#### Record set:
──────
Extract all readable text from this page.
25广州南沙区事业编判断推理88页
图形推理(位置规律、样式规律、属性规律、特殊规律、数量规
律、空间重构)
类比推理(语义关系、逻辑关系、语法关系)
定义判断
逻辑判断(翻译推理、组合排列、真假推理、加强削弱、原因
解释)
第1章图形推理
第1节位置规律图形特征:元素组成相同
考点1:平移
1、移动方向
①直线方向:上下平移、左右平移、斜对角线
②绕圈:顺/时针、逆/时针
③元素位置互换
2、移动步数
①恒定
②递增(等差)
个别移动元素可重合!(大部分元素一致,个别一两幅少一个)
──────
#### Given request:
Reproduce all the records precisely.

#### Right answer:
Extract all readable text from this page.
25广州南沙区事业编判断推理88页
图形推理(位置规律、样式规律、属性规律、特殊规律、数量规
律、空间重构)
类比推理(语义关系、逻辑关系、语法关系)
定义判断
逻辑判断(翻译推理、组合排列、真假推理、加强削弱、原因
解释)
第1章图形推理
第1节位置规律图形特征:元素组成相同
考点1:平移
1、移动方向
①直线方向:上下平移、左右平移、斜对角线
②绕圈:顺/时针、逆/时针
③元素位置互换
2、移动步数
①恒定
②递增(等差)
个别移动元素可重合!(大部分元素一致,个别一两幅少一个)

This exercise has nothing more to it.